-- Start of Rows --

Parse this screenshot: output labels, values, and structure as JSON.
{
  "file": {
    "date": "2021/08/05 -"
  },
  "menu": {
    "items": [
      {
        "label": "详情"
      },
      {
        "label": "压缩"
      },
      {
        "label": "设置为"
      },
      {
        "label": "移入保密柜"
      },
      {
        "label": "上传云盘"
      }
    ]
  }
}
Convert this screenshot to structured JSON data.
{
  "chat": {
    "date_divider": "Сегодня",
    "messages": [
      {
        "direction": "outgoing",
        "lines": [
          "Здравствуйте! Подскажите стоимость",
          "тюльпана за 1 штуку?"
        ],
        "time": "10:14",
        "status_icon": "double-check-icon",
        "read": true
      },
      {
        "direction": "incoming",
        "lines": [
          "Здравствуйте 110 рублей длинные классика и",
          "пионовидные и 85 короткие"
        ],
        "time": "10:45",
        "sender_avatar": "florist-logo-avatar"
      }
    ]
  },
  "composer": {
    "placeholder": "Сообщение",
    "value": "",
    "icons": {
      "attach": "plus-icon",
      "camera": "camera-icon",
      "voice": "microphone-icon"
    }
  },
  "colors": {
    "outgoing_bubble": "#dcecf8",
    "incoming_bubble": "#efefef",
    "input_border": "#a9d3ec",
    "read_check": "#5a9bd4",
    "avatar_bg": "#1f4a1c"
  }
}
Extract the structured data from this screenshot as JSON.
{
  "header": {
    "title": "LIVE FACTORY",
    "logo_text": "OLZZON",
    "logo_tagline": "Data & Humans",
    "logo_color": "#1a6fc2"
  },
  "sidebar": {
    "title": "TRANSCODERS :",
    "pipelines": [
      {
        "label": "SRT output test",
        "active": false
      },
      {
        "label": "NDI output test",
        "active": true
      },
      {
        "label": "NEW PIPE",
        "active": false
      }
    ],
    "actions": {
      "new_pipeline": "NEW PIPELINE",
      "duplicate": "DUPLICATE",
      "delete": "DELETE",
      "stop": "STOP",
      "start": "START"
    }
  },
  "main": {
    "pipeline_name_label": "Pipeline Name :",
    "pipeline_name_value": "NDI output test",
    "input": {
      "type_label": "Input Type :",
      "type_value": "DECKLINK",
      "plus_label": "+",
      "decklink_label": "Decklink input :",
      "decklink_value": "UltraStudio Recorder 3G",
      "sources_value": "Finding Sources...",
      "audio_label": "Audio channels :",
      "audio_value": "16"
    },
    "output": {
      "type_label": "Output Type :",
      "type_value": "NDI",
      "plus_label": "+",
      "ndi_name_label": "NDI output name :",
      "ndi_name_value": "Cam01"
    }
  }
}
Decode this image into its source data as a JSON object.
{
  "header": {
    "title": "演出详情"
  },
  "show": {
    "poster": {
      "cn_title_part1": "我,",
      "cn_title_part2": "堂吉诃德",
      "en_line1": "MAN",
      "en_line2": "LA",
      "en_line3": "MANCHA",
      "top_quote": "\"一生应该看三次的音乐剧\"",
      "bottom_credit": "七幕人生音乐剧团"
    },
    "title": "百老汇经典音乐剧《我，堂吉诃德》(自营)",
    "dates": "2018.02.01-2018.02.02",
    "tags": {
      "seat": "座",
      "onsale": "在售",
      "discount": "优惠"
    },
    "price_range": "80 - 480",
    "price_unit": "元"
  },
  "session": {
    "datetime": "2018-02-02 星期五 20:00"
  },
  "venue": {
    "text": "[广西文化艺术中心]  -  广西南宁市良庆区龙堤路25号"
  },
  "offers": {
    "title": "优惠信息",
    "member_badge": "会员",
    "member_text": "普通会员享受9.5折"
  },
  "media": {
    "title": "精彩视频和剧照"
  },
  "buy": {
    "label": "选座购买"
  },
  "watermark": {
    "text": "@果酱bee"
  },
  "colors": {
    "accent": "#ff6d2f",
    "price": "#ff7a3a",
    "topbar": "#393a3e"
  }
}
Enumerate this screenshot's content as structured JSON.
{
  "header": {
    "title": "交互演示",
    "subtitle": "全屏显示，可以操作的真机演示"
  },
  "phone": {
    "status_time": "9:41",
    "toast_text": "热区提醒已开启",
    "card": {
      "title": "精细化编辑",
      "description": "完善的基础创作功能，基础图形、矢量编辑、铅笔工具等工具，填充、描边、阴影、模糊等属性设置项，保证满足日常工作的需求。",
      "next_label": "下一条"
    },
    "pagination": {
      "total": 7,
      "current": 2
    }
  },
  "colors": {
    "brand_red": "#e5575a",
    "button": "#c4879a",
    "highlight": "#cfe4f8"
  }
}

-- End of Rows --

Reproduce all of the records exactly.

Parse this screenshot: output labels, values, and structure as JSON.
{
  "file": {
    "date": "2021/08/05 -"
  },
  "menu": {
    "items": [
      {
        "label": "详情"
      },
      {
        "label": "压缩"
      },
      {
        "label": "设置为"
      },
      {
        "label": "移入保密柜"
      },
      {
        "label": "上传云盘"
      }
    ]
  }
}
Convert this screenshot to structured JSON data.
{
  "chat": {
    "date_divider": "Сегодня",
    "messages": [
      {
        "direction": "outgoing",
        "lines": [
          "Здравствуйте! Подскажите стоимость",
          "тюльпана за 1 штуку?"
        ],
        "time": "10:14",
        "status_icon": "double-check-icon",
        "read": true
      },
      {
        "direction": "incoming",
        "lines": [
          "Здравствуйте 110 рублей длинные классика и",
          "пионовидные и 85 короткие"
        ],
        "time": "10:45",
        "sender_avatar": "florist-logo-avatar"
      }
    ]
  },
  "composer": {
    "placeholder": "Сообщение",
    "value": "",
    "icons": {
      "attach": "plus-icon",
      "camera": "camera-icon",
      "voice": "microphone-icon"
    }
  },
  "colors": {
    "outgoing_bubble": "#dcecf8",
    "incoming_bubble": "#efefef",
    "input_border": "#a9d3ec",
    "read_check": "#5a9bd4",
    "avatar_bg": "#1f4a1c"
  }
}
Extract the structured data from this screenshot as JSON.
{
  "header": {
    "title": "LIVE FACTORY",
    "logo_text": "OLZZON",
    "logo_tagline": "Data & Humans",
    "logo_color": "#1a6fc2"
  },
  "sidebar": {
    "title": "TRANSCODERS :",
    "pipelines": [
      {
        "label": "SRT output test",
        "active": false
      },
      {
        "label": "NDI output test",
        "active": true
      },
      {
        "label": "NEW PIPE",
        "active": false
      }
    ],
    "actions": {
      "new_pipeline": "NEW PIPELINE",
      "duplicate": "DUPLICATE",
      "delete": "DELETE",
      "stop": "STOP",
      "start": "START"
    }
  },
  "main": {
    "pipeline_name_label": "Pipeline Name :",
    "pipeline_name_value": "NDI output test",
    "input": {
      "type_label": "Input Type :",
      "type_value": "DECKLINK",
      "plus_label": "+",
      "decklink_label": "Decklink input :",
      "decklink_value": "UltraStudio Recorder 3G",
      "sources_value": "Finding Sources...",
      "audio_label": "Audio channels :",
      "audio_value": "16"
    },
    "output": {
      "type_label": "Output Type :",
      "type_value": "NDI",
      "plus_label": "+",
      "ndi_name_label": "NDI output name :",
      "ndi_name_value": "Cam01"
    }
  }
}
Decode this image into its source data as a JSON object.
{
  "header": {
    "title": "演出详情"
  },
  "show": {
    "poster": {
      "cn_title_part1": "我,",
      "cn_title_part2": "堂吉诃德",
      "en_line1": "MAN",
      "en_line2": "LA",
      "en_line3": "MANCHA",
      "top_quote": "\"一生应该看三次的音乐剧\"",
      "bottom_credit": "七幕人生音乐剧团"
    },
    "title": "百老汇经典音乐剧《我，堂吉诃德》(自营)",
    "dates": "2018.02.01-2018.02.02",
    "tags": {
      "seat": "座",
      "onsale": "在售",
      "discount": "优惠"
    },
    "price_range": "80 - 480",
    "price_unit": "元"
  },
  "session": {
    "datetime": "2018-02-02 星期五 20:00"
  },
  "venue": {
    "text": "[广西文化艺术中心]  -  广西南宁市良庆区龙堤路25号"
  },
  "offers": {
    "title": "优惠信息",
    "member_badge": "会员",
    "member_text": "普通会员享受9.5折"
  },
  "media": {
    "title": "精彩视频和剧照"
  },
  "buy": {
    "label": "选座购买"
  },
  "watermark": {
    "text": "@果酱bee"
  },
  "colors": {
    "accent": "#ff6d2f",
    "price": "#ff7a3a",
    "topbar": "#393a3e"
  }
}
Enumerate this screenshot's content as structured JSON.
{
  "header": {
    "title": "交互演示",
    "subtitle": "全屏显示，可以操作的真机演示"
  },
  "phone": {
    "status_time": "9:41",
    "toast_text": "热区提醒已开启",
    "card": {
      "title": "精细化编辑",
      "description": "完善的基础创作功能，基础图形、矢量编辑、铅笔工具等工具，填充、描边、阴影、模糊等属性设置项，保证满足日常工作的需求。",
      "next_label": "下一条"
    },
    "pagination": {
      "total": 7,
      "current": 2
    }
  },
  "colors": {
    "brand_red": "#e5575a",
    "button": "#c4879a",
    "highlight": "#cfe4f8"
  }
}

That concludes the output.